#### Provided data

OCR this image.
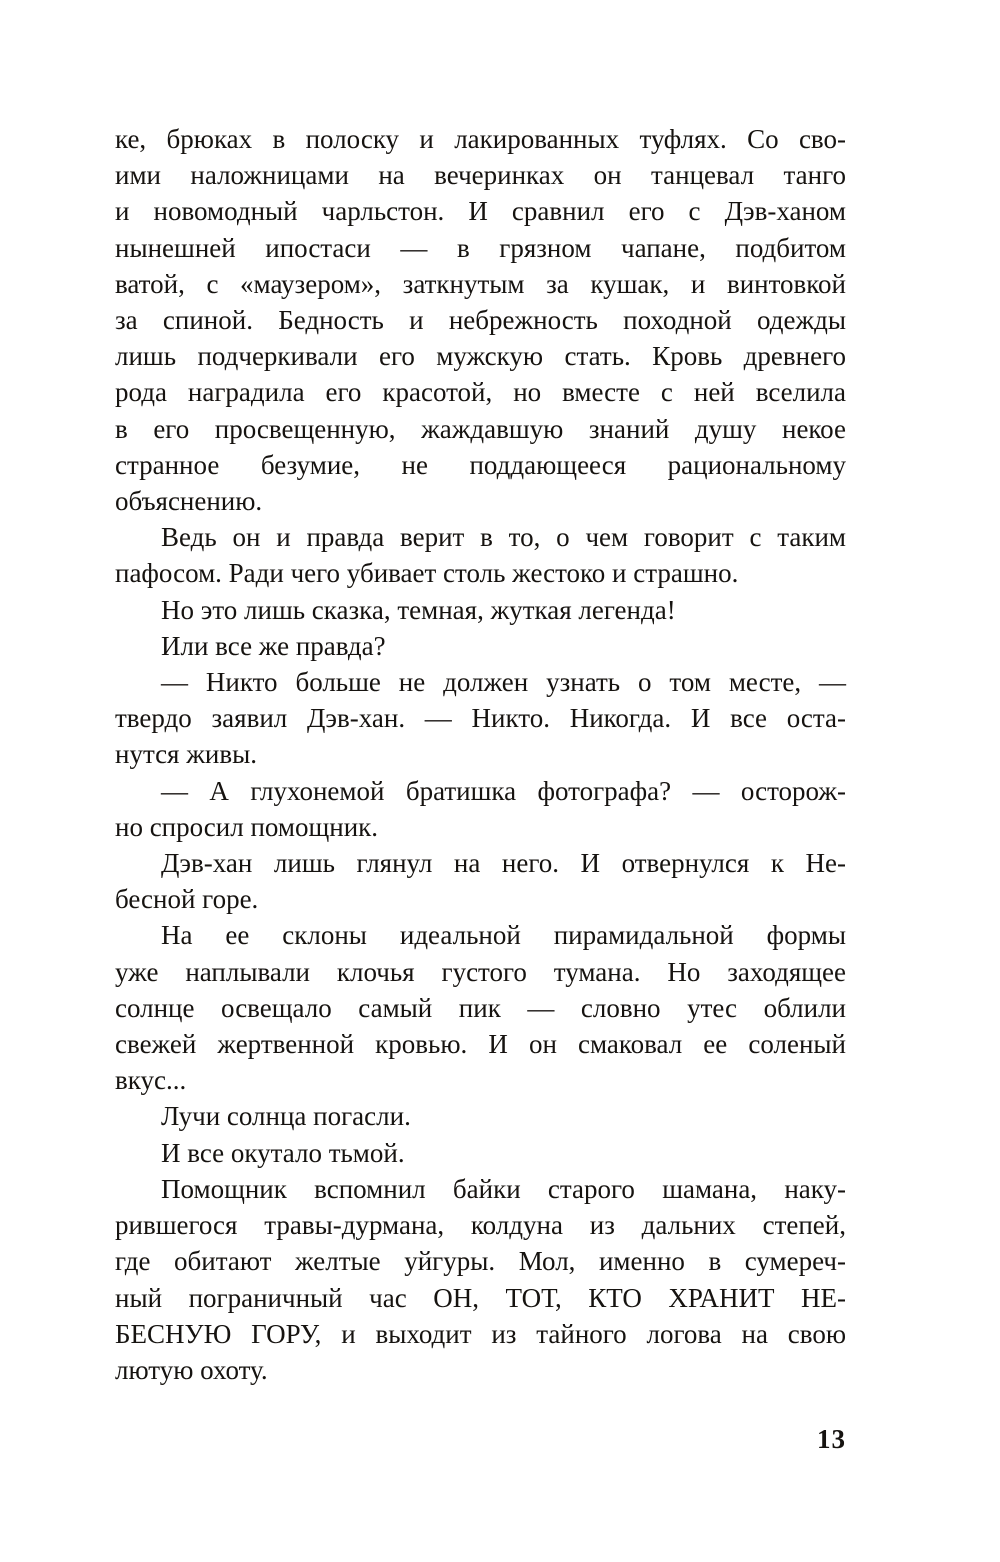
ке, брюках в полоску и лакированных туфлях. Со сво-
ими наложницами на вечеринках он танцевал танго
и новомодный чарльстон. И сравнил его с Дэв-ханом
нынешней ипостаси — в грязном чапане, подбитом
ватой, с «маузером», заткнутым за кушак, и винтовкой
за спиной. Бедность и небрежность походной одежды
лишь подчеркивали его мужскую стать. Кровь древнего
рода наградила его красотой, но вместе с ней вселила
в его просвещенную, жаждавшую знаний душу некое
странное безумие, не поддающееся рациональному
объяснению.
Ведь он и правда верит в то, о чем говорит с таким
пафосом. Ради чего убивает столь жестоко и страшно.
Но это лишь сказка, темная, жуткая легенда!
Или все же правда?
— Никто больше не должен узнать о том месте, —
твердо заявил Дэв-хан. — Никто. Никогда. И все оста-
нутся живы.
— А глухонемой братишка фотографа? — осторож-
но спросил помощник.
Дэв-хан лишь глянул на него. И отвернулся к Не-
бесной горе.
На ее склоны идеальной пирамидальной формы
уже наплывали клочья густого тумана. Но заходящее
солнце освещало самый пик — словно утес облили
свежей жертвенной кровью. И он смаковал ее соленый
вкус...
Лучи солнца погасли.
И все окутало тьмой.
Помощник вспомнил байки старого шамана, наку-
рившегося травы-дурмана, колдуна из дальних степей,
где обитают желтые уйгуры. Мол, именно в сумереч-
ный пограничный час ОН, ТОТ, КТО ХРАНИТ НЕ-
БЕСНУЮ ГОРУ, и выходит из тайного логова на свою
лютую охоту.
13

########
#### Provided data

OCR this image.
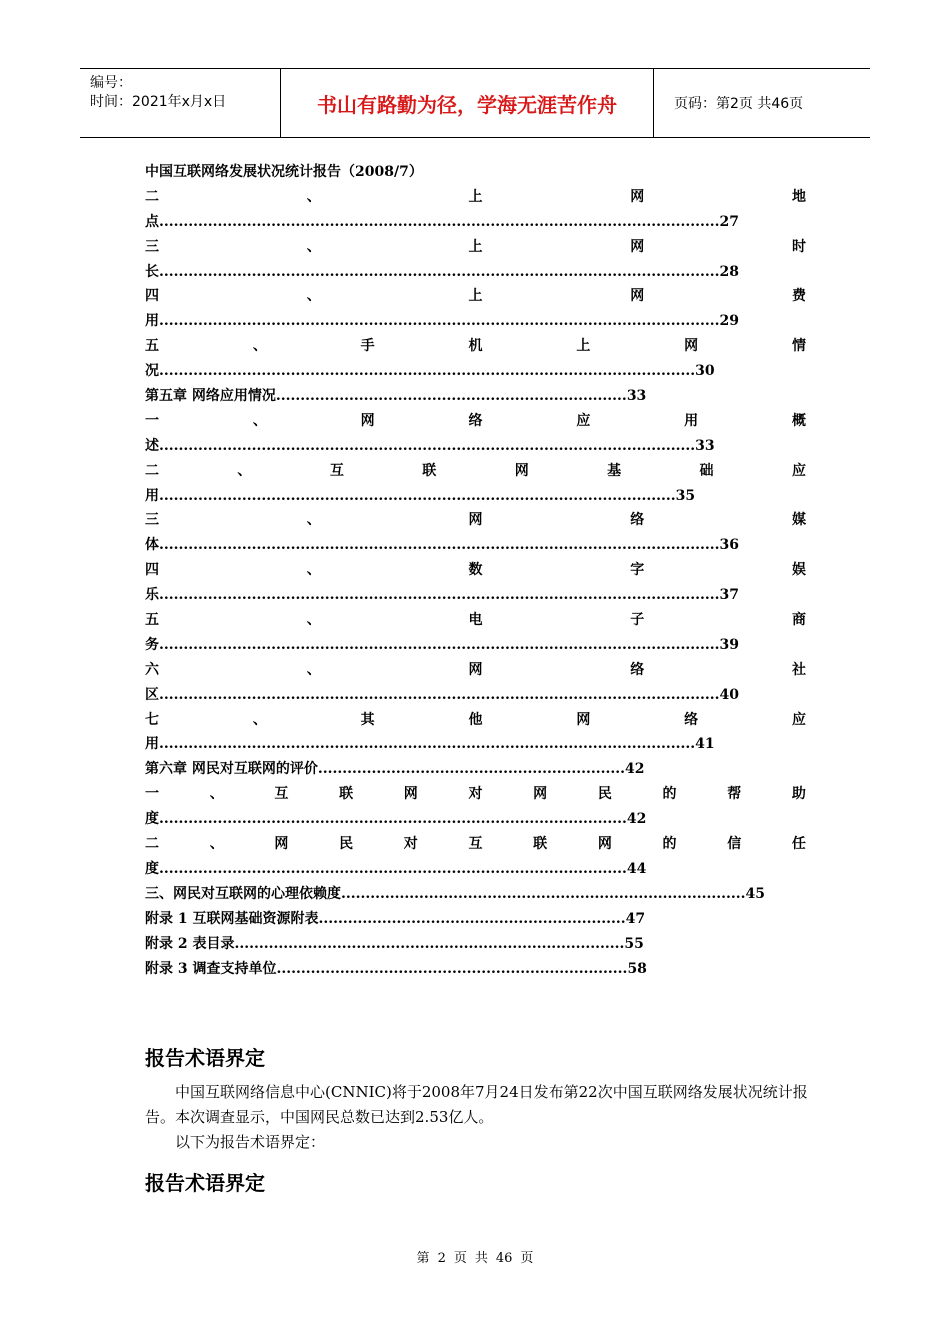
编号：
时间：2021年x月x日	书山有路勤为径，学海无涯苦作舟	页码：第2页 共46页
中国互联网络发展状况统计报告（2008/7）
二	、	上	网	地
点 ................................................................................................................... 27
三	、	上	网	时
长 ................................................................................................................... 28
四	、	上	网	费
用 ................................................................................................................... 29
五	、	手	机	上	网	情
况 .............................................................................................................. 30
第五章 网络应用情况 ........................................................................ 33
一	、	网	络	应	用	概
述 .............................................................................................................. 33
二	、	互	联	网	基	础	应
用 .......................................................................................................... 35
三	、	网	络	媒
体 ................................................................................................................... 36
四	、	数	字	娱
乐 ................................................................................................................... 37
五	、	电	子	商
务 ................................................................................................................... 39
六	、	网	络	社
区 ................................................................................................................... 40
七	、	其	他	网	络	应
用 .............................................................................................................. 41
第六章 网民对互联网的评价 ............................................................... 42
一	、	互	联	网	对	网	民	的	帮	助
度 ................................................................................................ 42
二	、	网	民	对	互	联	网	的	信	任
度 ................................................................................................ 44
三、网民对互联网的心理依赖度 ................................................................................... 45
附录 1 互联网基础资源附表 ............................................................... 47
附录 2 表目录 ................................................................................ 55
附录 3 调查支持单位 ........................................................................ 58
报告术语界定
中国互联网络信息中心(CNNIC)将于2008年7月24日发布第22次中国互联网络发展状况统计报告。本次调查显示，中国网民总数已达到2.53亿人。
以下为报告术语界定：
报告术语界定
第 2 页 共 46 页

########

Task description:
Select every line where the word "правда" occurs.

Exercise answer:
Ведь он и правда верит в то, о чем говорит с таким
Или все же правда?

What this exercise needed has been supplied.